- **EXERCISE REQUIREMENTS**
Locate the word "this" in the entries below, then gather every line that holds it.

Entries with figure data
::::::::::
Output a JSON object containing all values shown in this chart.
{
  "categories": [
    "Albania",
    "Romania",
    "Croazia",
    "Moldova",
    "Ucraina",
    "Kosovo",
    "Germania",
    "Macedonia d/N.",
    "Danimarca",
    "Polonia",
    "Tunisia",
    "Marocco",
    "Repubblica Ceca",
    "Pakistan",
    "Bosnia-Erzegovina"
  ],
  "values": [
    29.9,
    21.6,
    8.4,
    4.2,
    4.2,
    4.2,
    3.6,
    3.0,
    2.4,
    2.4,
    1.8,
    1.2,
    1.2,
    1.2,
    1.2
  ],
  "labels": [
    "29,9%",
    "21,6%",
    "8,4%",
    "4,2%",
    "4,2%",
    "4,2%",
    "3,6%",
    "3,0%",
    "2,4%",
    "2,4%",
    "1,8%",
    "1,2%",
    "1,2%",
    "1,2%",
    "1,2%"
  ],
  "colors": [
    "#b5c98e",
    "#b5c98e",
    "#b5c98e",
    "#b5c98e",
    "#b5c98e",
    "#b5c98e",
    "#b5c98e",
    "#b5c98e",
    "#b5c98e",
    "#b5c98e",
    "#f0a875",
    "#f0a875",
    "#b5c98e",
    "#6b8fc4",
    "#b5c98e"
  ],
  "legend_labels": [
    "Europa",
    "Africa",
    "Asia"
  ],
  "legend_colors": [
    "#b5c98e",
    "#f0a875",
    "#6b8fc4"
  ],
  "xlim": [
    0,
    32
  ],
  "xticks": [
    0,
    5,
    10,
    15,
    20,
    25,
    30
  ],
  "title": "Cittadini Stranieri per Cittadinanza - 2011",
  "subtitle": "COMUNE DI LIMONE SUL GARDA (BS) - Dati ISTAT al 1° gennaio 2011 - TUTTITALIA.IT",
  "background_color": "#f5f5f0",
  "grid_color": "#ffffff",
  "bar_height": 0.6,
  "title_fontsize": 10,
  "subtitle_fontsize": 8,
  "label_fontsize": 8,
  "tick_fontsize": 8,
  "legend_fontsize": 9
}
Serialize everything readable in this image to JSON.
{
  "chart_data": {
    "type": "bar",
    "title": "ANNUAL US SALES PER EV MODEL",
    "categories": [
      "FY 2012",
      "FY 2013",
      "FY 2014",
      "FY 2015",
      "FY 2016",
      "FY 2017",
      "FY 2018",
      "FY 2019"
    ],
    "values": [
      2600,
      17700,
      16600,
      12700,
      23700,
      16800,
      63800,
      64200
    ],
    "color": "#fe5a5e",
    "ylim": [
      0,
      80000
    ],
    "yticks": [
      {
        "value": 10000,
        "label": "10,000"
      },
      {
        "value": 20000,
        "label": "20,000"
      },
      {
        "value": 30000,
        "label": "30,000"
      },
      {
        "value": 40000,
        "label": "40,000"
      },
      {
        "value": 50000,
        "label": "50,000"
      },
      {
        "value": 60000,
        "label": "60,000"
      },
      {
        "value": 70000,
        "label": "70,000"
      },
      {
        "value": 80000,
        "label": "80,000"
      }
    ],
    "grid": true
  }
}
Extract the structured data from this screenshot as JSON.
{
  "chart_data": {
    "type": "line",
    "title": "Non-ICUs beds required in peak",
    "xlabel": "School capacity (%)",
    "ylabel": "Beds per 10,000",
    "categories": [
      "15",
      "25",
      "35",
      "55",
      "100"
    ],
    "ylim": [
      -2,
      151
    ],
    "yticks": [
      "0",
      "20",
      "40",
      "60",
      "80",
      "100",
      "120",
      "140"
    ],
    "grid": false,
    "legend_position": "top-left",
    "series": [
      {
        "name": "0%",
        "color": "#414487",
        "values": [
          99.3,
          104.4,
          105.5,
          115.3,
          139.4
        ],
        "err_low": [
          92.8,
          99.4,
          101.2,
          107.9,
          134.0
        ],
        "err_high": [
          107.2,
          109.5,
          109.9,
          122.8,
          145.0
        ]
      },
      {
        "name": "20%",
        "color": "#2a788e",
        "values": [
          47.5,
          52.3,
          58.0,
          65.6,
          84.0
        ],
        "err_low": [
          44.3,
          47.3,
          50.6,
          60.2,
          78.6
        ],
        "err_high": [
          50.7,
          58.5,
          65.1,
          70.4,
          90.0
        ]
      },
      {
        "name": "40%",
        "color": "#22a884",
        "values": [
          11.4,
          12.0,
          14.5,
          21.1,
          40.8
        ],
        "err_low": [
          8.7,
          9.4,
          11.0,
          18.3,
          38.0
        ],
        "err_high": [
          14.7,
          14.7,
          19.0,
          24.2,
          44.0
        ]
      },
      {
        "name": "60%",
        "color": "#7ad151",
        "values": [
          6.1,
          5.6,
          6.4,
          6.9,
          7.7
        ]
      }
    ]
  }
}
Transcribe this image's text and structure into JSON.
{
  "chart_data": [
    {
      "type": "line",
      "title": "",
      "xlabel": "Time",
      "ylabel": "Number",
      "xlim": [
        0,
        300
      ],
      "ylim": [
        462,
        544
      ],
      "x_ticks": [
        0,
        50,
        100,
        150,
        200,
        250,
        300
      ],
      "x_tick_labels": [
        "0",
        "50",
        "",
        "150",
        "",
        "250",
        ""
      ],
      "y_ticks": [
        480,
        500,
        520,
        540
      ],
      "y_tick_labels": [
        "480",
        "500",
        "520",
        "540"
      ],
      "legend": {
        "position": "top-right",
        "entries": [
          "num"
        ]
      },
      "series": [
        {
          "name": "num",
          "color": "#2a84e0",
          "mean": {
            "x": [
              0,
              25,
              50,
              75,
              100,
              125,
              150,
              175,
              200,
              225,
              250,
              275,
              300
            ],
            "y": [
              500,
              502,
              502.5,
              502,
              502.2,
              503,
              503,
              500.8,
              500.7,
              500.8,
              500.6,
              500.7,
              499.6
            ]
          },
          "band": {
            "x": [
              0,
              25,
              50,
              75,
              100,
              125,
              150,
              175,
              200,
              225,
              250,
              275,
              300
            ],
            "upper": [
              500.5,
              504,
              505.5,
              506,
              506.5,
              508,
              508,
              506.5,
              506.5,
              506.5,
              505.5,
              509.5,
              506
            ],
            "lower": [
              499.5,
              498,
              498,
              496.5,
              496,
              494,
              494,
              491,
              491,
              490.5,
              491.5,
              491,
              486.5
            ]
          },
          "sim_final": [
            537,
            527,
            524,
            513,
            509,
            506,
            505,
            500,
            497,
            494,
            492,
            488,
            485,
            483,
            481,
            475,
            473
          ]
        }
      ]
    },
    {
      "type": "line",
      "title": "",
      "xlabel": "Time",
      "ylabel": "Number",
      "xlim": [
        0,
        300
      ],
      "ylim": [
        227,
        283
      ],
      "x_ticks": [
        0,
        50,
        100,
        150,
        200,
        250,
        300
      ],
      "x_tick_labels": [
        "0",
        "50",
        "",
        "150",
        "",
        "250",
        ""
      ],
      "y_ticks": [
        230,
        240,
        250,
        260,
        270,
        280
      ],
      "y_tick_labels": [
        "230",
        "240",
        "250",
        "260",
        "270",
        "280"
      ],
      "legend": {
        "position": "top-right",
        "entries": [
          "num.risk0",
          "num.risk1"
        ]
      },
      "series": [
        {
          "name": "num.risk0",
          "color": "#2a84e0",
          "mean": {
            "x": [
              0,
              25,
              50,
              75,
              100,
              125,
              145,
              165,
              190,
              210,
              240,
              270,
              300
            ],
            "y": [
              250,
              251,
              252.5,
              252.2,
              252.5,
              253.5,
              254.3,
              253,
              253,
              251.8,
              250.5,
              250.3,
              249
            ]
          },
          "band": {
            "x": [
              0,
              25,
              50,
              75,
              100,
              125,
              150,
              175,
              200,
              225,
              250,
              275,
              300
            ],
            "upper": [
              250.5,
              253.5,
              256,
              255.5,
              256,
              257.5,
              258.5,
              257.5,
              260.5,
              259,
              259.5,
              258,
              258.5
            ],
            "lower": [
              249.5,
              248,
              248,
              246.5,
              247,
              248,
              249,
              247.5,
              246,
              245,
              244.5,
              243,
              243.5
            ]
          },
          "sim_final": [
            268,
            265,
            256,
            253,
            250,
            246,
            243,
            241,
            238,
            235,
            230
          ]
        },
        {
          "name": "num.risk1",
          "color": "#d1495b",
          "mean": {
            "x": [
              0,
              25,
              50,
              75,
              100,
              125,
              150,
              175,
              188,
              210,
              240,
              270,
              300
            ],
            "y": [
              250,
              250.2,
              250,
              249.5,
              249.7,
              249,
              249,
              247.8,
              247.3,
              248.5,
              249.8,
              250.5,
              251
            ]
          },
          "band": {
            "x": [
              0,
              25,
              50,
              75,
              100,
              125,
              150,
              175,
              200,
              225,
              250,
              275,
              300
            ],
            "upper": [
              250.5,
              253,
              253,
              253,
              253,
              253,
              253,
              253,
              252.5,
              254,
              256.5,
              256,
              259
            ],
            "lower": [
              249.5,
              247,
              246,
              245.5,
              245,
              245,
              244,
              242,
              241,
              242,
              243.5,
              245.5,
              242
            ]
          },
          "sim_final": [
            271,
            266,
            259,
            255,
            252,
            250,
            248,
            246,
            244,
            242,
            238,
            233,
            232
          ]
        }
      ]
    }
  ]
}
::::::::::
- **WORKED ANSWER**
Output a JSON object containing all values shown in this chart.
Serialize everything readable in this image to JSON.
Extract the structured data from this screenshot as JSON.
Transcribe this image's text and structure into JSON.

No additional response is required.